> **What you should do**
Say the number of lines containing the string "Reservation", and say nothing else.

> **Data excerpts**
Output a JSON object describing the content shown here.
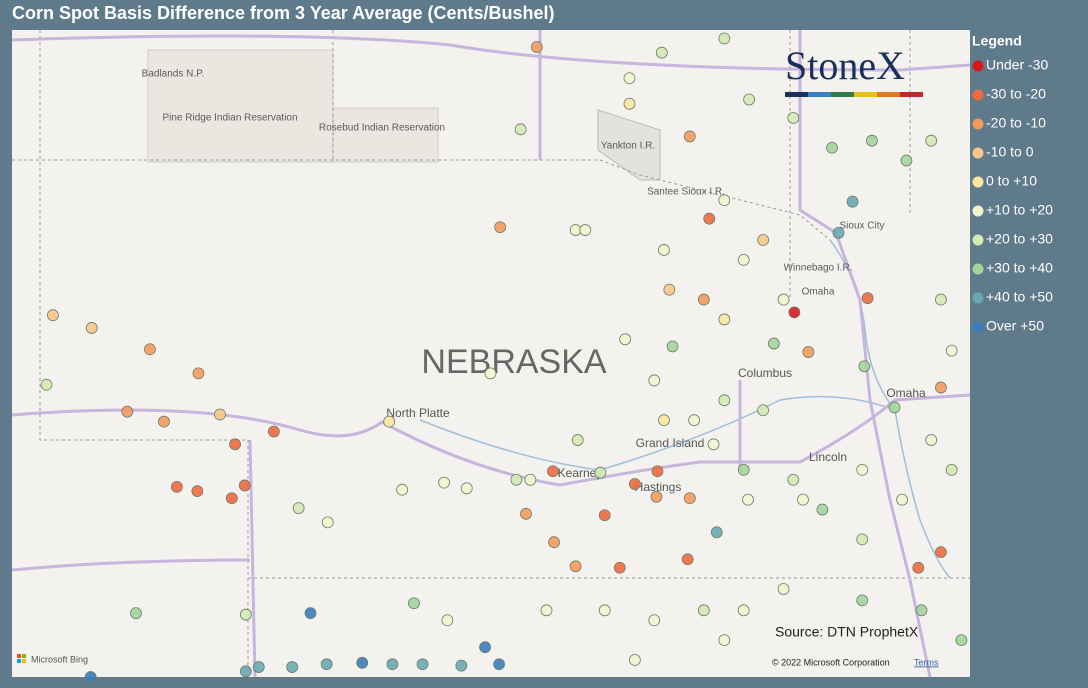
{
  "title": "Corn Spot Basis Difference from 3 Year Average (Cents/Bushel)",
  "legend": {
    "title": "Legend",
    "items": [
      {
        "label": "Under -30",
        "color": "#d7191c"
      },
      {
        "label": "-30 to -20",
        "color": "#ee6a3f"
      },
      {
        "label": "-20 to -10",
        "color": "#f39a5c"
      },
      {
        "label": "-10 to 0",
        "color": "#f8c68a"
      },
      {
        "label": "0 to +10",
        "color": "#fbe7a1"
      },
      {
        "label": "+10 to +20",
        "color": "#f1f5cd"
      },
      {
        "label": "+20 to +30",
        "color": "#d3eab2"
      },
      {
        "label": "+30 to +40",
        "color": "#a2d49c"
      },
      {
        "label": "+40 to +50",
        "color": "#6aa9b2"
      },
      {
        "label": "Over +50",
        "color": "#3b7dbb"
      }
    ]
  },
  "logo": "StoneX",
  "source": "Source: DTN ProphetX",
  "map": {
    "extent": {
      "lon": [
        -104.27,
        -95.38
      ],
      "lat": [
        43.93,
        39.37
      ]
    },
    "labels": {
      "badlands": "Badlands N.P.",
      "pine_ridge": "Pine Ridge Indian Reservation",
      "rosebud": "Rosebud Indian Reservation",
      "yankton": "Yankton I.R.",
      "santee": "Santee Sioux I.R.",
      "sioux_city": "Sioux City",
      "winnebago": "Winnebago I.R.",
      "omaha_ir": "Omaha",
      "state": "NEBRASKA",
      "north_platte": "North Platte",
      "columbus": "Columbus",
      "omaha": "Omaha",
      "grand_island": "Grand Island",
      "kearney": "Kearney",
      "hastings": "Hastings",
      "lincoln": "Lincoln"
    },
    "attribution": {
      "bing": "Microsoft Bing",
      "copyright": "© 2022 Microsoft Corporation",
      "terms": "Terms"
    }
  },
  "points": [
    [
      -103.89,
      41.92,
      3
    ],
    [
      -102.99,
      41.68,
      2
    ],
    [
      -102.54,
      41.51,
      2
    ],
    [
      -103.2,
      41.24,
      2
    ],
    [
      -102.86,
      41.17,
      2
    ],
    [
      -102.2,
      41.01,
      1
    ],
    [
      -101.84,
      41.1,
      1
    ],
    [
      -102.74,
      40.71,
      1
    ],
    [
      -102.55,
      40.68,
      1
    ],
    [
      -102.23,
      40.63,
      1
    ],
    [
      -102.11,
      40.72,
      1
    ],
    [
      -103.95,
      41.43,
      6
    ],
    [
      -100.77,
      41.17,
      4
    ],
    [
      -99.74,
      42.54,
      2
    ],
    [
      -99.4,
      43.81,
      2
    ],
    [
      -97.8,
      42.6,
      1
    ],
    [
      -97.01,
      41.94,
      0
    ],
    [
      -96.33,
      42.04,
      1
    ],
    [
      -96.47,
      42.72,
      8
    ],
    [
      -96.6,
      42.5,
      8
    ],
    [
      -99.25,
      40.82,
      1
    ],
    [
      -98.28,
      40.82,
      1
    ],
    [
      -98.63,
      40.14,
      1
    ],
    [
      -98.0,
      40.2,
      1
    ],
    [
      -98.77,
      40.51,
      1
    ],
    [
      -98.49,
      40.73,
      1
    ],
    [
      -99.24,
      40.32,
      2
    ],
    [
      -99.04,
      40.15,
      2
    ],
    [
      -99.5,
      40.52,
      2
    ],
    [
      -95.65,
      40.25,
      1
    ],
    [
      -95.86,
      40.14,
      1
    ],
    [
      -97.98,
      40.63,
      2
    ],
    [
      -98.29,
      40.64,
      2
    ],
    [
      -97.73,
      40.39,
      8
    ],
    [
      -98.14,
      41.7,
      7
    ],
    [
      -97.2,
      41.72,
      7
    ],
    [
      -96.36,
      41.56,
      7
    ],
    [
      -96.08,
      41.27,
      7
    ],
    [
      -102.1,
      39.41,
      8
    ],
    [
      -101.98,
      39.44,
      8
    ],
    [
      -101.67,
      39.44,
      8
    ],
    [
      -101.35,
      39.46,
      8
    ],
    [
      -101.02,
      39.47,
      9
    ],
    [
      -100.74,
      39.46,
      8
    ],
    [
      -100.46,
      39.46,
      8
    ],
    [
      -100.1,
      39.45,
      8
    ],
    [
      -99.88,
      39.58,
      9
    ],
    [
      -99.75,
      39.46,
      9
    ],
    [
      -101.5,
      39.82,
      9
    ],
    [
      -103.54,
      39.37,
      9
    ],
    [
      -103.12,
      39.82,
      7
    ],
    [
      -100.54,
      39.89,
      7
    ],
    [
      -102.1,
      39.81,
      6
    ],
    [
      -101.61,
      40.56,
      6
    ],
    [
      -101.34,
      40.46,
      5
    ],
    [
      -100.65,
      40.69,
      5
    ],
    [
      -100.26,
      40.74,
      5
    ],
    [
      -100.05,
      40.7,
      5
    ],
    [
      -99.59,
      40.76,
      6
    ],
    [
      -99.46,
      40.76,
      5
    ],
    [
      -98.81,
      40.81,
      6
    ],
    [
      -99.02,
      41.04,
      6
    ],
    [
      -99.83,
      41.51,
      5
    ],
    [
      -99.04,
      42.52,
      5
    ],
    [
      -98.95,
      42.52,
      5
    ],
    [
      -99.55,
      43.23,
      6
    ],
    [
      -98.24,
      43.77,
      6
    ],
    [
      -97.66,
      43.87,
      6
    ],
    [
      -98.54,
      43.59,
      5
    ],
    [
      -98.54,
      43.41,
      4
    ],
    [
      -97.98,
      43.18,
      2
    ],
    [
      -97.43,
      43.44,
      6
    ],
    [
      -97.02,
      43.31,
      6
    ],
    [
      -96.66,
      43.1,
      7
    ],
    [
      -96.29,
      43.15,
      7
    ],
    [
      -95.97,
      43.01,
      7
    ],
    [
      -95.74,
      43.15,
      6
    ],
    [
      -95.65,
      42.03,
      6
    ],
    [
      -95.55,
      41.67,
      5
    ],
    [
      -95.65,
      41.41,
      2
    ],
    [
      -95.74,
      41.04,
      5
    ],
    [
      -95.55,
      40.83,
      6
    ],
    [
      -96.01,
      40.62,
      5
    ],
    [
      -96.38,
      40.83,
      5
    ],
    [
      -96.88,
      41.66,
      2
    ],
    [
      -97.3,
      41.25,
      6
    ],
    [
      -97.66,
      41.32,
      6
    ],
    [
      -97.94,
      41.18,
      5
    ],
    [
      -97.48,
      40.83,
      7
    ],
    [
      -97.02,
      40.76,
      6
    ],
    [
      -96.75,
      40.55,
      7
    ],
    [
      -96.38,
      40.34,
      6
    ],
    [
      -97.11,
      39.99,
      5
    ],
    [
      -97.48,
      39.84,
      5
    ],
    [
      -97.85,
      39.84,
      6
    ],
    [
      -98.31,
      39.77,
      5
    ],
    [
      -98.77,
      39.84,
      5
    ],
    [
      -99.31,
      39.84,
      5
    ],
    [
      -100.23,
      39.77,
      5
    ],
    [
      -96.38,
      39.91,
      7
    ],
    [
      -95.83,
      39.84,
      7
    ],
    [
      -95.46,
      39.63,
      7
    ],
    [
      -97.66,
      39.63,
      5
    ],
    [
      -98.49,
      39.49,
      5
    ],
    [
      -97.11,
      42.03,
      5
    ],
    [
      -97.48,
      42.31,
      5
    ],
    [
      -98.22,
      42.38,
      5
    ],
    [
      -97.66,
      42.73,
      5
    ],
    [
      -97.3,
      42.45,
      3
    ],
    [
      -98.17,
      42.1,
      3
    ],
    [
      -97.85,
      42.03,
      2
    ],
    [
      -97.66,
      41.89,
      4
    ],
    [
      -98.58,
      41.75,
      5
    ],
    [
      -98.31,
      41.46,
      5
    ],
    [
      -98.22,
      41.18,
      4
    ],
    [
      -97.76,
      41.01,
      5
    ],
    [
      -97.44,
      40.62,
      5
    ],
    [
      -96.93,
      40.62,
      5
    ],
    [
      -102.34,
      41.22,
      3
    ],
    [
      -103.53,
      41.83,
      3
    ]
  ]
}
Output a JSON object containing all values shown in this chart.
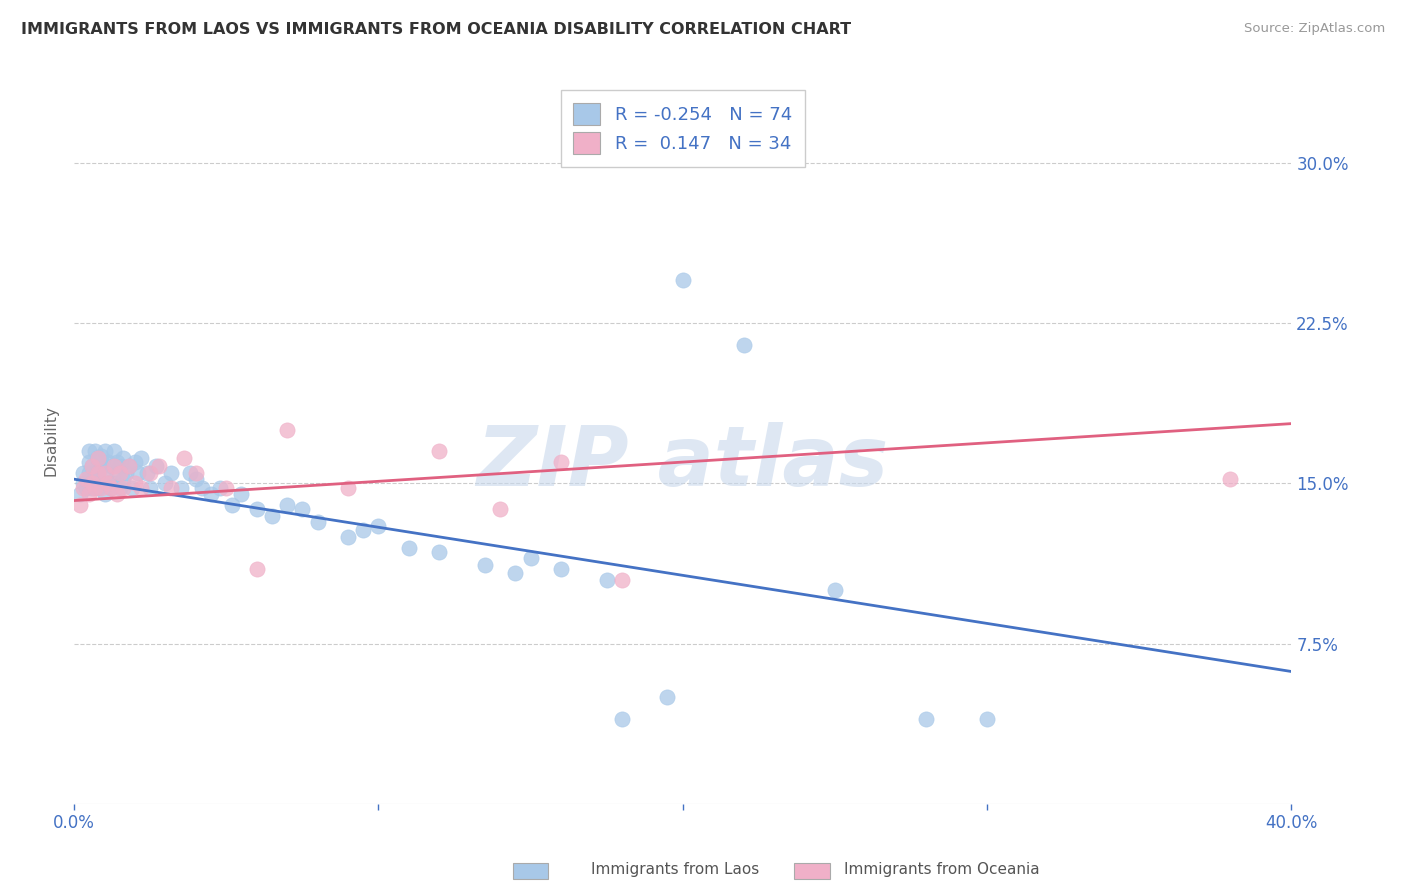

> **Result of the task**
2